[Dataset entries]

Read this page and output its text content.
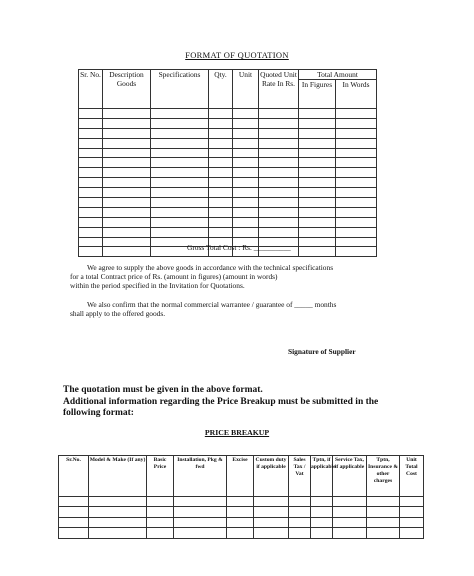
FORMAT OF QUOTATION
Sr. No.	Description Goods	Specifications	Qty.	Unit	Quoted Unit Rate In Rs.	Total Amount	
						In Figures	In Words

Gross Total Cost : Rs. __________
We agree to supply the above goods in accordance with the technical specifications
for a total Contract price of Rs. (amount in figures) (amount in words)
within the period specified in the Invitation for Quotations.
We also confirm that the normal commercial warrantee / guarantee of _____ months
shall apply to the offered goods.
Signature of Supplier
The quotation must be given in the above format.
Additional information regarding the Price Breakup must be submitted in the
following format:
PRICE BREAKUP
Sr.No.	Model & Make (If any)	Basic Price	Installation, Pkg & fwd	Excise	Custom duty if applicable	Sales Tax / Vat	Tptn, if applicable	Service Tax, if applicable	Tptn, Insurance & other charges	Unit Total Cost
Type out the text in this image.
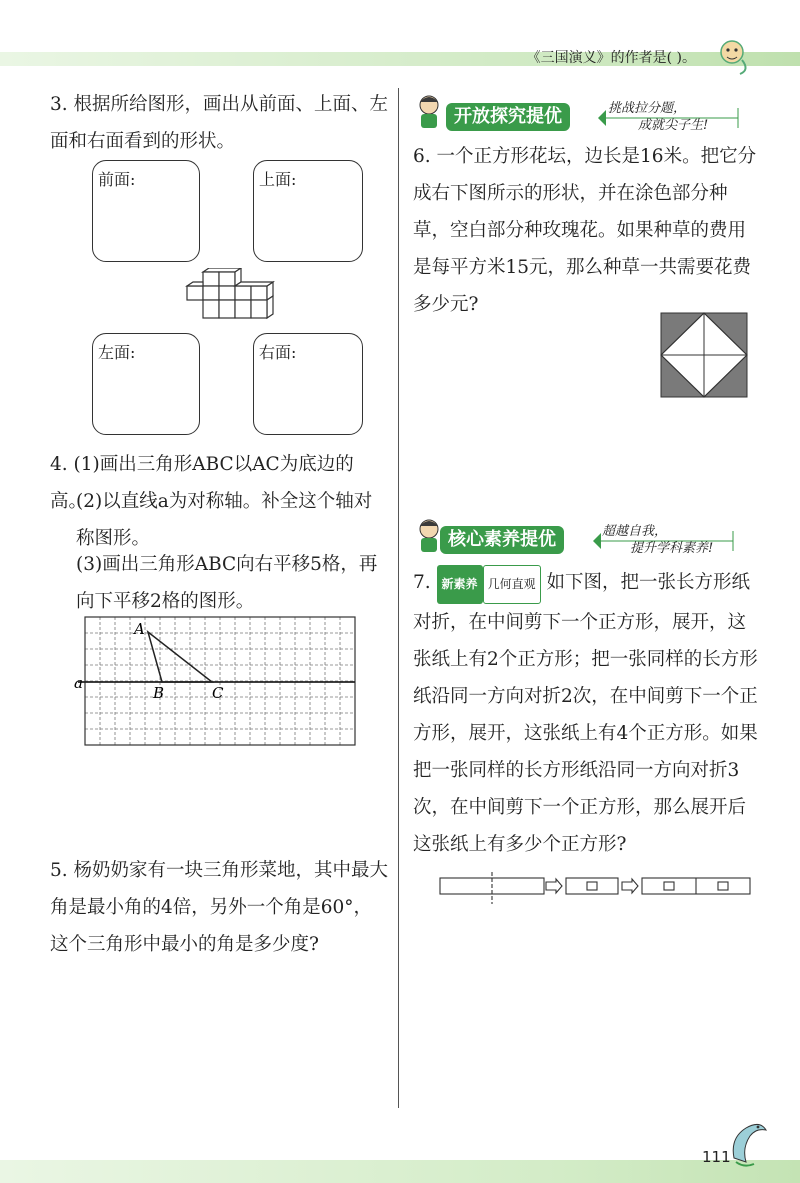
《三国演义》的作者是( )。

3. 根据所给图形，画出从前面、上面、左面和右面看到的形状。

前面:	上面:
左面:	右面:

4. (1)画出三角形ABC以AC为底边的高。

(2)以直线a为对称轴。补全这个轴对称图形。

(3)画出三角形ABC向右平移5格，再向下平移2格的图形。

a
A
B	C

5. 杨奶奶家有一块三角形菜地，其中最大角是最小角的4倍，另外一个角是60°，这个三角形中最小的角是多少度?

开放探究提优	挑战拉分题，
成就尖子生!

6. 一个正方形花坛，边长是16米。把它分成右下图所示的形状，并在涂色部分种草，空白部分种玫瑰花。如果种草的费用是每平方米15元，那么种草一共需要花费多少元?

核心素养提优	超越自我，
提升学科素养!

7. 新素养 几何直观 如下图，把一张长方形纸对折，在中间剪下一个正方形，展开，这张纸上有2个正方形；把一张同样的长方形纸沿同一方向对折2次，在中间剪下一个正方形，展开，这张纸上有4个正方形。如果把一张同样的长方形纸沿同一方向对折3次，在中间剪下一个正方形，那么展开后这张纸上有多少个正方形?

111
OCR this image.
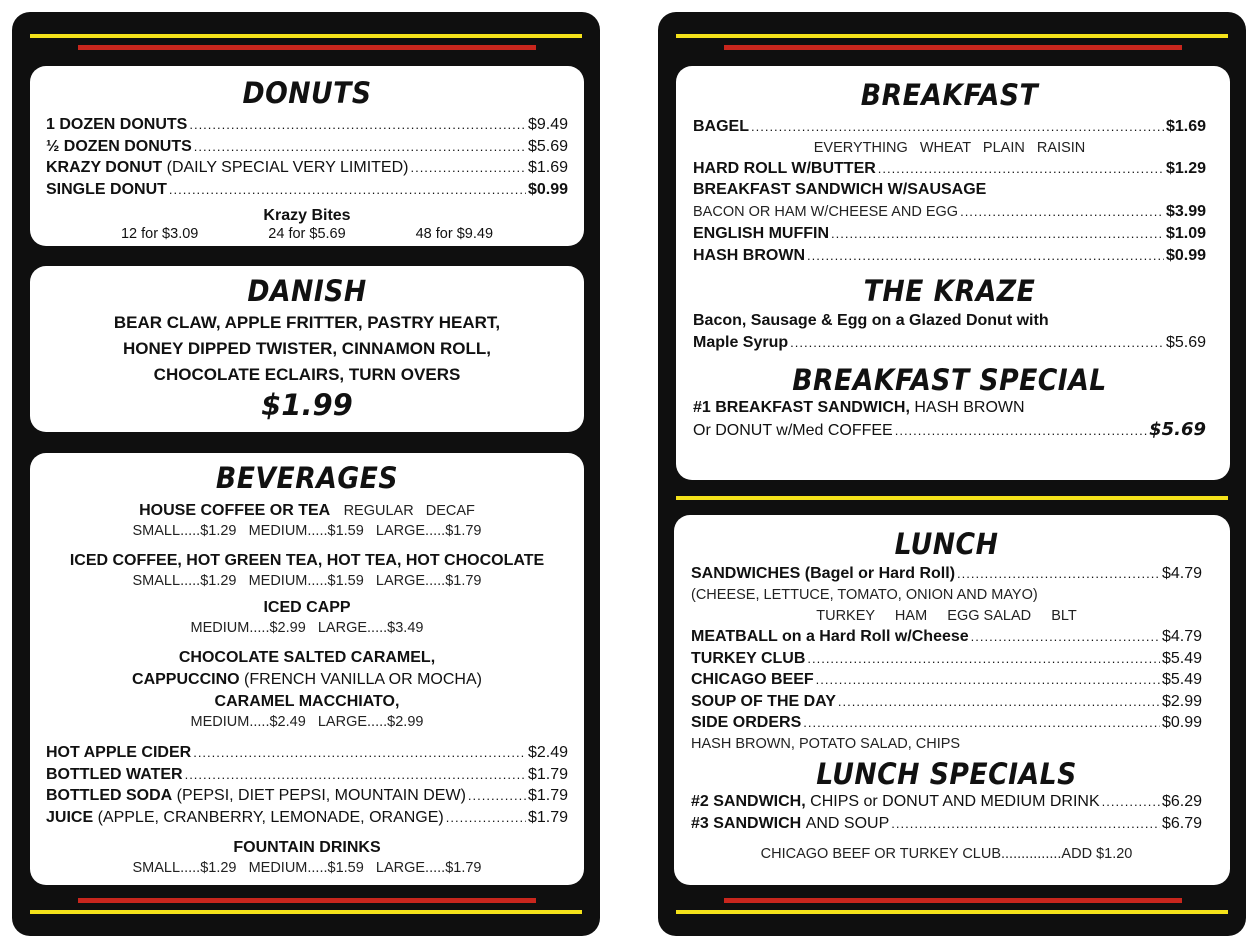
DONUTS
1 DOZEN DONUTS .....	$9.49
½ DOZEN DONUTS .....	$5.69
KRAZY DONUT
(DAILY SPECIAL VERY LIMITED) .....	$1.69
SINGLE DONUT .....	$0.99
Krazy Bites
12 for $3.09	24 for $5.69	48 for $9.49
DANISH
BEAR CLAW, APPLE FRITTER, PASTRY HEART,
HONEY DIPPED TWISTER, CINNAMON ROLL,
CHOCOLATE ECLAIRS, TURN OVERS
$1.99
BEVERAGES
HOUSE COFFEE OR TEA REGULAR   DECAF
SMALL.....$1.29   MEDIUM.....$1.59   LARGE.....$1.79
ICED COFFEE, HOT GREEN TEA, HOT TEA, HOT CHOCOLATE
SMALL.....$1.29   MEDIUM.....$1.59   LARGE.....$1.79
ICED CAPP
MEDIUM.....$2.99   LARGE.....$3.49
CHOCOLATE SALTED CARAMEL,
CAPPUCCINO (FRENCH VANILLA OR MOCHA)
CARAMEL MACCHIATO,
MEDIUM.....$2.49   LARGE.....$2.99
HOT APPLE CIDER .....	$2.49
BOTTLED WATER .....	$1.79
BOTTLED SODA
(PEPSI, DIET PEPSI, MOUNTAIN DEW) .....	$1.79
JUICE
(APPLE, CRANBERRY, LEMONADE, ORANGE) .....	$1.79
FOUNTAIN DRINKS
SMALL.....$1.29   MEDIUM.....$1.59   LARGE.....$1.79
BREAKFAST
BAGEL .....	$1.69
EVERYTHING   WHEAT   PLAIN   RAISIN
HARD ROLL W/BUTTER .....	$1.29
BREAKFAST SANDWICH W/SAUSAGE
BACON OR HAM W/CHEESE AND EGG .....	$3.99
ENGLISH MUFFIN .....	$1.09
HASH BROWN .....	$0.99
THE KRAZE
Bacon, Sausage & Egg on a Glazed Donut with
Maple Syrup .....	$5.69
BREAKFAST SPECIAL
#1 BREAKFAST SANDWICH,
HASH BROWN
Or DONUT w/Med COFFEE .....	$5.69
LUNCH
SANDWICHES (Bagel or Hard Roll) .....	$4.79
(CHEESE, LETTUCE, TOMATO, ONION AND MAYO)
TURKEY     HAM     EGG SALAD     BLT
MEATBALL on a Hard Roll w/Cheese .....	$4.79
TURKEY CLUB .....	$5.49
CHICAGO BEEF .....	$5.49
SOUP OF THE DAY .....	$2.99
SIDE ORDERS .....	$0.99
HASH BROWN, POTATO SALAD, CHIPS
LUNCH SPECIALS
#2 SANDWICH,
CHIPS or DONUT AND MEDIUM DRINK .....	$6.29
#3 SANDWICH
AND SOUP .....	$6.79
CHICAGO BEEF OR TURKEY CLUB...............ADD $1.20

#### Task objective:
Leave out the pictures and transcribe everything else exactly.

#### Final result:
Read this page and output its text content.
FORMAT OF QUOTATION
Sr. No.	Description Goods	Specifications	Qty.	Unit	Quoted Unit Rate In Rs.	Total Amount	
						In Figures	In Words

Gross Total Cost : Rs. __________
We agree to supply the above goods in accordance with the technical specifications
for a total Contract price of Rs. (amount in figures) (amount in words)
within the period specified in the Invitation for Quotations.
We also confirm that the normal commercial warrantee / guarantee of _____ months
shall apply to the offered goods.
Signature of Supplier
The quotation must be given in the above format.
Additional information regarding the Price Breakup must be submitted in the
following format:
PRICE BREAKUP
Sr.No.	Model & Make (If any)	Basic Price	Installation, Pkg & fwd	Excise	Custom duty if applicable	Sales Tax / Vat	Tptn, if applicable	Service Tax, if applicable	Tptn, Insurance & other charges	Unit Total Cost
Type out the text in this image.
《三国演义》的作者是( )。

3. 根据所给图形，画出从前面、上面、左面和右面看到的形状。

前面:	上面:
左面:	右面:

4. (1)画出三角形ABC以AC为底边的高。

(2)以直线a为对称轴。补全这个轴对称图形。

(3)画出三角形ABC向右平移5格，再向下平移2格的图形。

a
A
B	C

5. 杨奶奶家有一块三角形菜地，其中最大角是最小角的4倍，另外一个角是60°，这个三角形中最小的角是多少度?

开放探究提优	挑战拉分题，
成就尖子生!

6. 一个正方形花坛，边长是16米。把它分成右下图所示的形状，并在涂色部分种草，空白部分种玫瑰花。如果种草的费用是每平方米15元，那么种草一共需要花费多少元?

核心素养提优	超越自我，
提升学科素养!

7. 新素养 几何直观 如下图，把一张长方形纸对折，在中间剪下一个正方形，展开，这张纸上有2个正方形；把一张同样的长方形纸沿同一方向对折2次，在中间剪下一个正方形，展开，这张纸上有4个正方形。如果把一张同样的长方形纸沿同一方向对折3次，在中间剪下一个正方形，那么展开后这张纸上有多少个正方形?

111
OCR this image.
DONUTS
1 DOZEN DONUTS .....	$9.49
½ DOZEN DONUTS .....	$5.69
KRAZY DONUT
(DAILY SPECIAL VERY LIMITED) .....	$1.69
SINGLE DONUT .....	$0.99
Krazy Bites
12 for $3.09	24 for $5.69	48 for $9.49
DANISH
BEAR CLAW, APPLE FRITTER, PASTRY HEART,
HONEY DIPPED TWISTER, CINNAMON ROLL,
CHOCOLATE ECLAIRS, TURN OVERS
$1.99
BEVERAGES
HOUSE COFFEE OR TEA REGULAR   DECAF
SMALL.....$1.29   MEDIUM.....$1.59   LARGE.....$1.79
ICED COFFEE, HOT GREEN TEA, HOT TEA, HOT CHOCOLATE
SMALL.....$1.29   MEDIUM.....$1.59   LARGE.....$1.79
ICED CAPP
MEDIUM.....$2.99   LARGE.....$3.49
CHOCOLATE SALTED CARAMEL,
CAPPUCCINO (FRENCH VANILLA OR MOCHA)
CARAMEL MACCHIATO,
MEDIUM.....$2.49   LARGE.....$2.99
HOT APPLE CIDER .....	$2.49
BOTTLED WATER .....	$1.79
BOTTLED SODA
(PEPSI, DIET PEPSI, MOUNTAIN DEW) .....	$1.79
JUICE
(APPLE, CRANBERRY, LEMONADE, ORANGE) .....	$1.79
FOUNTAIN DRINKS
SMALL.....$1.29   MEDIUM.....$1.59   LARGE.....$1.79
BREAKFAST
BAGEL .....	$1.69
EVERYTHING   WHEAT   PLAIN   RAISIN
HARD ROLL W/BUTTER .....	$1.29
BREAKFAST SANDWICH W/SAUSAGE
BACON OR HAM W/CHEESE AND EGG .....	$3.99
ENGLISH MUFFIN .....	$1.09
HASH BROWN .....	$0.99
THE KRAZE
Bacon, Sausage & Egg on a Glazed Donut with
Maple Syrup .....	$5.69
BREAKFAST SPECIAL
#1 BREAKFAST SANDWICH,
HASH BROWN
Or DONUT w/Med COFFEE .....	$5.69
LUNCH
SANDWICHES (Bagel or Hard Roll) .....	$4.79
(CHEESE, LETTUCE, TOMATO, ONION AND MAYO)
TURKEY     HAM     EGG SALAD     BLT
MEATBALL on a Hard Roll w/Cheese .....	$4.79
TURKEY CLUB .....	$5.49
CHICAGO BEEF .....	$5.49
SOUP OF THE DAY .....	$2.99
SIDE ORDERS .....	$0.99
HASH BROWN, POTATO SALAD, CHIPS
LUNCH SPECIALS
#2 SANDWICH,
CHIPS or DONUT AND MEDIUM DRINK .....	$6.29
#3 SANDWICH
AND SOUP .....	$6.79
CHICAGO BEEF OR TURKEY CLUB...............ADD $1.20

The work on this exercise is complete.